··· Supplied material ···

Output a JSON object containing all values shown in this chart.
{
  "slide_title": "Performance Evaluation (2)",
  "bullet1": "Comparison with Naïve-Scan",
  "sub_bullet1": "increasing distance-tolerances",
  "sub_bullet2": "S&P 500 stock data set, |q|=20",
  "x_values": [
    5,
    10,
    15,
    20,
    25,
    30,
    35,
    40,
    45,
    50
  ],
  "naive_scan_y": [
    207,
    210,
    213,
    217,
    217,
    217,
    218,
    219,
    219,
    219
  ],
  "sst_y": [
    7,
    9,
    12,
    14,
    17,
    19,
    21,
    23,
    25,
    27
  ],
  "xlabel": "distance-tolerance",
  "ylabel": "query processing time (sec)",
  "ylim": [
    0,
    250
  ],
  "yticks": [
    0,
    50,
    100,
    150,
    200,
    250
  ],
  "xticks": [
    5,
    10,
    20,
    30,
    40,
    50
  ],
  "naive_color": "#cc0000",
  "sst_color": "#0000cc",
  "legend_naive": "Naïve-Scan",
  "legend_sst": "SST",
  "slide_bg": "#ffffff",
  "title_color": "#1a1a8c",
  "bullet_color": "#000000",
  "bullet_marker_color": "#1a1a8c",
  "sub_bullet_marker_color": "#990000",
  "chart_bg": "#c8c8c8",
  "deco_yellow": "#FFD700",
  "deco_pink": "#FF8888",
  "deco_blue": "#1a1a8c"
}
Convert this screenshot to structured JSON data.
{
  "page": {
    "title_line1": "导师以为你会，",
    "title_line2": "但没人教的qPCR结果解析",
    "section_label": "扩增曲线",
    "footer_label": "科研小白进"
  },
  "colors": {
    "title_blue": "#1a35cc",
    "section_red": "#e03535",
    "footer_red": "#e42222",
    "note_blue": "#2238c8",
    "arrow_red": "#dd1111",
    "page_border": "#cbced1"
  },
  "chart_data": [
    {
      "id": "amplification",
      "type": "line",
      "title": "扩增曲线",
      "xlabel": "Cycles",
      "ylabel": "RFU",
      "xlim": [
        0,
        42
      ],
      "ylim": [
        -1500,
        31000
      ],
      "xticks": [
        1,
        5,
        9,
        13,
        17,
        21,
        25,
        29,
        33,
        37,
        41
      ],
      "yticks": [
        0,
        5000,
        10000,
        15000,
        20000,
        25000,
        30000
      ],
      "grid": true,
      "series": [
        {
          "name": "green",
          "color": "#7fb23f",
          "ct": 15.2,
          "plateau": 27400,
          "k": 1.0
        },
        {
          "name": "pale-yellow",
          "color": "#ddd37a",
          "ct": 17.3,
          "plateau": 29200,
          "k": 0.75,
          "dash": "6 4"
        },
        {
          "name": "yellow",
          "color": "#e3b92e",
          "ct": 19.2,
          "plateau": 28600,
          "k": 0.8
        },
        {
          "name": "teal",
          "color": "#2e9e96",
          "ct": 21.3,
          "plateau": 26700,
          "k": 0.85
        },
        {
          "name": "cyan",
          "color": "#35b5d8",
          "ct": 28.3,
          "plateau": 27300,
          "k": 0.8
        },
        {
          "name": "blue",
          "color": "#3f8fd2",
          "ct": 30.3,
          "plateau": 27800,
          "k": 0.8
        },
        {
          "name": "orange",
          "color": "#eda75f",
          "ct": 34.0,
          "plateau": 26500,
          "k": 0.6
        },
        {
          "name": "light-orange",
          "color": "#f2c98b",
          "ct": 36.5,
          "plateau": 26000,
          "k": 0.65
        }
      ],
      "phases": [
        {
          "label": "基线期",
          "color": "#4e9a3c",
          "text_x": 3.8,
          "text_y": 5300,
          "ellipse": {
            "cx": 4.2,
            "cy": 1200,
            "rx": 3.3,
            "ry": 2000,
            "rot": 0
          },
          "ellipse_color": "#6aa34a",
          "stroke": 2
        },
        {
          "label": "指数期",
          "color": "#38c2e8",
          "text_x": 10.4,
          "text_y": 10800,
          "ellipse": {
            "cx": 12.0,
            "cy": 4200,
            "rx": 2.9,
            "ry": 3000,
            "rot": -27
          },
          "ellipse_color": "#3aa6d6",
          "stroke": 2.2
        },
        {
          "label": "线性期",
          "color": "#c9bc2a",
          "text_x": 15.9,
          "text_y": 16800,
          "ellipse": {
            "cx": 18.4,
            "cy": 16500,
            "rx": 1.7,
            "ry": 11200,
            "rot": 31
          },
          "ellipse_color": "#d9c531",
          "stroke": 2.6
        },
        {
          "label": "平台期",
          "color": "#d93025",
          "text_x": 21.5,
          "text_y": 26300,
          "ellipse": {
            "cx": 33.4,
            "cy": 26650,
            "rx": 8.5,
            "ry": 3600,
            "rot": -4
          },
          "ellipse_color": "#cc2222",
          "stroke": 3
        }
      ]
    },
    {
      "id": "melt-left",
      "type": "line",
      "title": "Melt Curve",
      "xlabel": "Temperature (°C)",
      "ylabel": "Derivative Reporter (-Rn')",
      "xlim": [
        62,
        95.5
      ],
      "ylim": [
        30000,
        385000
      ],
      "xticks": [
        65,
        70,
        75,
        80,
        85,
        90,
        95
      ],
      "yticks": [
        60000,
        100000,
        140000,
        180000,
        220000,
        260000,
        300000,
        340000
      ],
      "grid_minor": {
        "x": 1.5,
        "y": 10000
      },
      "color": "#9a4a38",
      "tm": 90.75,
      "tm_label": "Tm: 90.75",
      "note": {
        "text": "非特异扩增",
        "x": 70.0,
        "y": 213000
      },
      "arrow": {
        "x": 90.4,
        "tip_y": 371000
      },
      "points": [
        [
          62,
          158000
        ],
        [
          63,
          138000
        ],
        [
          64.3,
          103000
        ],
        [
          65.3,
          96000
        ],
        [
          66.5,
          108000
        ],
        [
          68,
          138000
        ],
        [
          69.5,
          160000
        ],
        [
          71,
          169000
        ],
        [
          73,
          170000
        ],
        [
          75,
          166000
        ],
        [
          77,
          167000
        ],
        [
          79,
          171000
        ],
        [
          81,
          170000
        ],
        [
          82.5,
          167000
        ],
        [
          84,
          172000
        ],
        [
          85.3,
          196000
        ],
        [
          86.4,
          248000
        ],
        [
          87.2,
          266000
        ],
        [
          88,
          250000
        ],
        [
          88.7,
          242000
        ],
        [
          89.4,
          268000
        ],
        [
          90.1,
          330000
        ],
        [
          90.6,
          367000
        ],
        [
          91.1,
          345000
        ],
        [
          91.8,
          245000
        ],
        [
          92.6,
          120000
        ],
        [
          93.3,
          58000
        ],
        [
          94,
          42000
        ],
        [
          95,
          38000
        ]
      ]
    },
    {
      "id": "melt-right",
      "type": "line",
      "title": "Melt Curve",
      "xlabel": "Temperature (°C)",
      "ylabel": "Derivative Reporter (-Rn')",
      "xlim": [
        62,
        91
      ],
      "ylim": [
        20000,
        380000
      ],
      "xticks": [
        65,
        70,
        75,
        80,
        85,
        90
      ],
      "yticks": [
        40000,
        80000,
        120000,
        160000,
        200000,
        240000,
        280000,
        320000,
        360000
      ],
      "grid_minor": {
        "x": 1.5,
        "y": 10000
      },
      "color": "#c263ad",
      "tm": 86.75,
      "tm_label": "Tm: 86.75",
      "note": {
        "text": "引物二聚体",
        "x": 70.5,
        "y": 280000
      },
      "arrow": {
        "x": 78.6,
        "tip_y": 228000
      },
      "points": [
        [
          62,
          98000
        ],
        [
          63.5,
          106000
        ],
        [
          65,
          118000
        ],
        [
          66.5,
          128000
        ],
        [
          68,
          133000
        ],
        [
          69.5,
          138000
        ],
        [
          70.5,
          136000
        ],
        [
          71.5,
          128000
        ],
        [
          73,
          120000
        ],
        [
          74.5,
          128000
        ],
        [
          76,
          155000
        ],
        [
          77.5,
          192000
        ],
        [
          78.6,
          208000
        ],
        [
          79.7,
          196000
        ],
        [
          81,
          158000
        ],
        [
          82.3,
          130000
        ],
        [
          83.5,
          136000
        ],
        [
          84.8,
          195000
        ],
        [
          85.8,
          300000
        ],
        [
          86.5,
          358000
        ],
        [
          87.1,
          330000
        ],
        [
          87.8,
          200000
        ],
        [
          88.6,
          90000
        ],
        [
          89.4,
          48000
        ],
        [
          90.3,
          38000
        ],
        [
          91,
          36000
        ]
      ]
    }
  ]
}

···

Work instructions:
Show the lines of the records that contain the word "xlabel".

Output below:
  "xlabel": "distance-tolerance",
      "xlabel": "Cycles",
      "xlabel": "Temperature (°C)",
      "xlabel": "Temperature (°C)",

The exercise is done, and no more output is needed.